▶ _What you will do_: Collect all lines from the listing that include the string "shutdown".

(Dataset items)
____________________

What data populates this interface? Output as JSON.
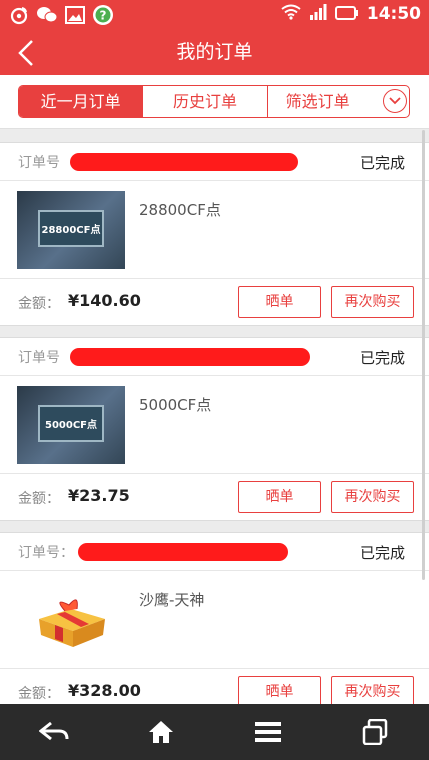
{
  "status_bar": {
    "time": "14:50"
  },
  "header": {
    "title": "我的订单"
  },
  "tabs": [
    {
      "label": "近一月订单",
      "active": true
    },
    {
      "label": "历史订单",
      "active": false
    },
    {
      "label": "筛选订单",
      "active": false
    }
  ],
  "orders": [
    {
      "order_no_label": "订单号",
      "status": "已完成",
      "product": "28800CF点",
      "thumb_text": "28800CF点",
      "amount_label": "金额：",
      "amount": "¥140.60",
      "show_btn": "晒单",
      "rebuy_btn": "再次购买"
    },
    {
      "order_no_label": "订单号",
      "status": "已完成",
      "product": "5000CF点",
      "thumb_text": "5000CF点",
      "amount_label": "金额：",
      "amount": "¥23.75",
      "show_btn": "晒单",
      "rebuy_btn": "再次购买"
    },
    {
      "order_no_label": "订单号：",
      "status": "已完成",
      "product": "沙鹰-天神",
      "thumb_text": "",
      "amount_label": "金额：",
      "amount": "¥328.00",
      "show_btn": "晒单",
      "rebuy_btn": "再次购买"
    }
  ],
  "colors": {
    "brand": "#e8403f",
    "nav_bg": "#2b2b2b"
  }
}
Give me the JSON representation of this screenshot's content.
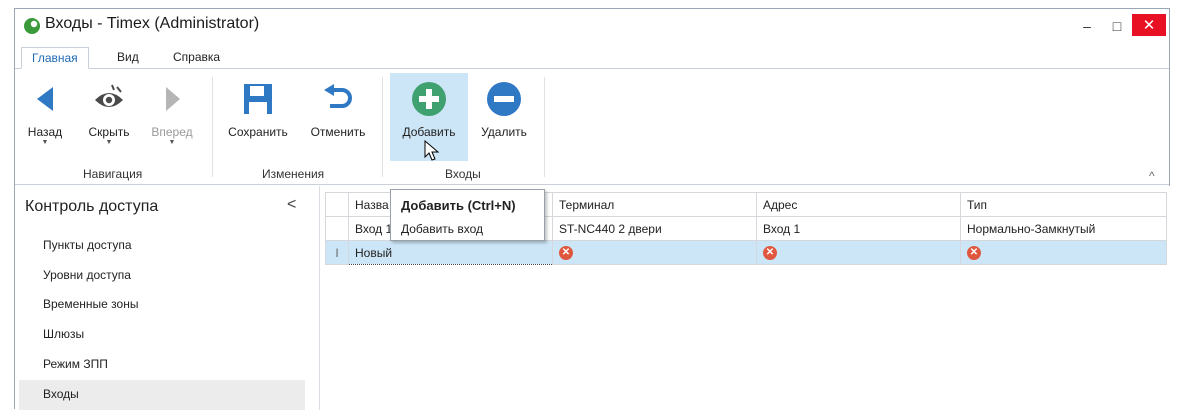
{
  "window": {
    "title": "Входы - Timex (Administrator)",
    "min_symbol": "–",
    "max_symbol": "□",
    "close_symbol": "✕"
  },
  "ribbon_tabs": [
    "Главная",
    "Вид",
    "Справка"
  ],
  "ribbon": {
    "groups": {
      "navigation": "Навигация",
      "changes": "Изменения",
      "inputs": "Входы"
    },
    "buttons": {
      "back": "Назад",
      "hide": "Скрыть",
      "forward": "Вперед",
      "save": "Сохранить",
      "cancel": "Отменить",
      "add": "Добавить",
      "delete": "Удалить"
    },
    "collapse_symbol": "^"
  },
  "sidebar": {
    "title": "Контроль доступа",
    "collapse_symbol": "<",
    "items": [
      "Пункты доступа",
      "Уровни доступа",
      "Временные зоны",
      "Шлюзы",
      "Режим ЗПП",
      "Входы"
    ],
    "selected": "Входы"
  },
  "grid": {
    "columns": [
      "Назва",
      "Терминал",
      "Адрес",
      "Тип"
    ],
    "rows": [
      {
        "indicator": "",
        "name": "Вход 1",
        "terminal": "ST-NC440 2 двери",
        "address": "Вход 1",
        "type": "Нормально-Замкнутый"
      },
      {
        "indicator": "I",
        "name": "Новый",
        "terminal": "",
        "address": "",
        "type": ""
      }
    ]
  },
  "tooltip": {
    "title": "Добавить (Ctrl+N)",
    "description": "Добавить вход"
  },
  "colors": {
    "accent": "#1f6bb5",
    "add_icon": "#3fa070",
    "delete_icon": "#2f78c4",
    "close_button": "#e81123",
    "selection": "#cde6f7",
    "error": "#e0573f"
  }
}
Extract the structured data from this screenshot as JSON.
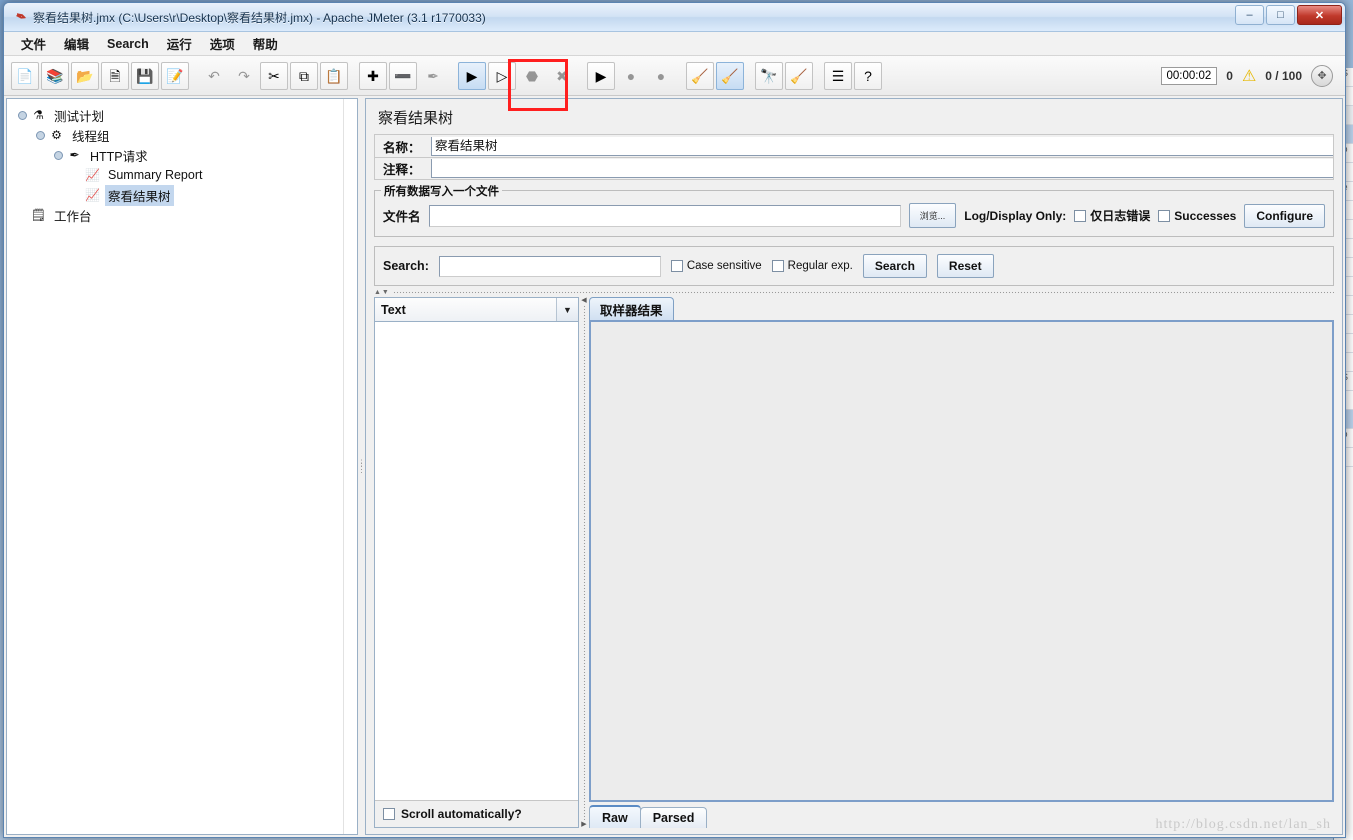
{
  "window": {
    "title": "察看结果树.jmx (C:\\Users\\r\\Desktop\\察看结果树.jmx) - Apache JMeter (3.1 r1770033)",
    "app_icon": "jmeter-feather-icon",
    "controls": {
      "minimize": "–",
      "maximize": "□",
      "close": "✕"
    }
  },
  "menubar": {
    "items": [
      {
        "label": "文件",
        "name": "menu-file"
      },
      {
        "label": "编辑",
        "name": "menu-edit"
      },
      {
        "label": "Search",
        "name": "menu-search"
      },
      {
        "label": "运行",
        "name": "menu-run"
      },
      {
        "label": "选项",
        "name": "menu-options"
      },
      {
        "label": "帮助",
        "name": "menu-help"
      }
    ]
  },
  "toolbar": {
    "buttons": [
      {
        "name": "new-button",
        "icon": "📄",
        "state": "enabled",
        "group": 0
      },
      {
        "name": "templates-button",
        "icon": "📚",
        "state": "enabled",
        "group": 0
      },
      {
        "name": "open-button",
        "icon": "📂",
        "state": "enabled",
        "group": 0
      },
      {
        "name": "close-button",
        "icon": "🗎",
        "state": "enabled",
        "group": 0
      },
      {
        "name": "save-button",
        "icon": "💾",
        "state": "enabled",
        "group": 0
      },
      {
        "name": "save-as-button",
        "icon": "📝",
        "state": "enabled",
        "group": 0
      },
      {
        "name": "undo-button",
        "icon": "↶",
        "state": "disabled",
        "group": 1
      },
      {
        "name": "redo-button",
        "icon": "↷",
        "state": "disabled",
        "group": 1
      },
      {
        "name": "cut-button",
        "icon": "✂",
        "state": "enabled",
        "group": 1
      },
      {
        "name": "copy-button",
        "icon": "⧉",
        "state": "enabled",
        "group": 1
      },
      {
        "name": "paste-button",
        "icon": "📋",
        "state": "enabled",
        "group": 1
      },
      {
        "name": "expand-all-button",
        "icon": "✚",
        "state": "enabled",
        "group": 2
      },
      {
        "name": "collapse-all-button",
        "icon": "➖",
        "state": "enabled",
        "group": 2
      },
      {
        "name": "toggle-button",
        "icon": "✒",
        "state": "disabled",
        "group": 2
      },
      {
        "name": "start-button",
        "icon": "▶",
        "state": "active",
        "group": 3
      },
      {
        "name": "start-no-pauses-button",
        "icon": "▷",
        "state": "enabled",
        "group": 3
      },
      {
        "name": "stop-button",
        "icon": "⬣",
        "state": "disabled",
        "group": 3
      },
      {
        "name": "shutdown-button",
        "icon": "✖",
        "state": "disabled",
        "group": 3
      },
      {
        "name": "remote-start-all-button",
        "icon": "▶",
        "state": "enabled",
        "group": 4
      },
      {
        "name": "remote-stop-all-button",
        "icon": "●",
        "state": "disabled",
        "group": 4
      },
      {
        "name": "remote-shutdown-all-button",
        "icon": "●",
        "state": "disabled",
        "group": 4
      },
      {
        "name": "clear-button",
        "icon": "🧹",
        "state": "enabled",
        "group": 5
      },
      {
        "name": "clear-all-button",
        "icon": "🧹",
        "state": "active",
        "group": 5
      },
      {
        "name": "search-button",
        "icon": "🔭",
        "state": "enabled",
        "group": 6
      },
      {
        "name": "search-reset-button",
        "icon": "🧹",
        "state": "enabled",
        "group": 6
      },
      {
        "name": "function-helper-button",
        "icon": "☰",
        "state": "enabled",
        "group": 7
      },
      {
        "name": "help-button",
        "icon": "?",
        "state": "enabled",
        "group": 7
      }
    ],
    "status": {
      "elapsed": "00:00:02",
      "errors": "0",
      "warn_icon": "warning-triangle-icon",
      "threads": "0 / 100",
      "fit_icon": "expand-icon"
    },
    "highlight": {
      "target": "start-button",
      "color": "#ff1f1f"
    }
  },
  "tree": {
    "nodes": [
      {
        "label": "测试计划",
        "icon": "test-plan-icon",
        "depth": 0,
        "knob": true,
        "selected": false
      },
      {
        "label": "线程组",
        "icon": "thread-group-icon",
        "depth": 1,
        "knob": true,
        "selected": false
      },
      {
        "label": "HTTP请求",
        "icon": "http-request-icon",
        "depth": 2,
        "knob": true,
        "selected": false
      },
      {
        "label": "Summary Report",
        "icon": "listener-icon",
        "depth": 3,
        "knob": false,
        "selected": false
      },
      {
        "label": "察看结果树",
        "icon": "listener-icon",
        "depth": 3,
        "knob": false,
        "selected": true
      },
      {
        "label": "工作台",
        "icon": "workbench-icon",
        "depth": 0,
        "knob": false,
        "selected": false
      }
    ]
  },
  "panel": {
    "title": "察看结果树",
    "name_label": "名称：",
    "name_value": "察看结果树",
    "comment_label": "注释：",
    "comment_value": "",
    "file_group": {
      "legend": "所有数据写入一个文件",
      "filename_label": "文件名",
      "filename_value": "",
      "browse_label": "浏览...",
      "log_display_label": "Log/Display Only:",
      "errors_only_label": "仅日志错误",
      "errors_only_checked": false,
      "successes_label": "Successes",
      "successes_checked": false,
      "configure_label": "Configure"
    },
    "search_bar": {
      "label": "Search:",
      "value": "",
      "case_sensitive_label": "Case sensitive",
      "case_sensitive_checked": false,
      "regular_exp_label": "Regular exp.",
      "regular_exp_checked": false,
      "search_button": "Search",
      "reset_button": "Reset"
    },
    "renderer": {
      "selected": "Text",
      "arrow_icon": "chevron-down-icon",
      "scroll_auto_label": "Scroll automatically?",
      "scroll_auto_checked": false
    },
    "result_tabs": [
      {
        "label": "取样器结果",
        "active": true
      }
    ],
    "raw_tabs": [
      {
        "label": "Raw",
        "active": true
      },
      {
        "label": "Parsed",
        "active": false
      }
    ],
    "result_content": ""
  },
  "watermark": "http://blog.csdn.net/lan_sh",
  "background_window": {
    "rows": [
      {
        "text": "ES",
        "kind": "plain"
      },
      {
        "text": "In",
        "kind": "plain"
      },
      {
        "text": "O",
        "kind": "hdr"
      },
      {
        "text": "",
        "kind": "sel"
      },
      {
        "text": "Co",
        "kind": "plain"
      },
      {
        "text": "",
        "kind": "plain"
      },
      {
        "text": "Re",
        "kind": "plain"
      },
      {
        "text": "",
        "kind": "plain"
      },
      {
        "text": "",
        "kind": "plain"
      },
      {
        "text": "",
        "kind": "plain"
      },
      {
        "text": "",
        "kind": "plain"
      },
      {
        "text": "",
        "kind": "plain"
      },
      {
        "text": "",
        "kind": "plain"
      },
      {
        "text": "",
        "kind": "plain"
      },
      {
        "text": "",
        "kind": "plain"
      },
      {
        "text": "",
        "kind": "plain"
      },
      {
        "text": "ES",
        "kind": "plain"
      },
      {
        "text": "In",
        "kind": "plain"
      },
      {
        "text": "",
        "kind": "sel"
      },
      {
        "text": "Co",
        "kind": "plain"
      },
      {
        "text": "",
        "kind": "plain"
      }
    ]
  },
  "colors": {
    "accent": "#5b8bc4",
    "highlight_red": "#ff1f1f",
    "tree_selection": "#c3d7ee",
    "panel_bg": "#f0f0f0"
  }
}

____________________

▶ _Result for this task_:
        "name": "shutdown-button",
        "name": "remote-shutdown-all-button",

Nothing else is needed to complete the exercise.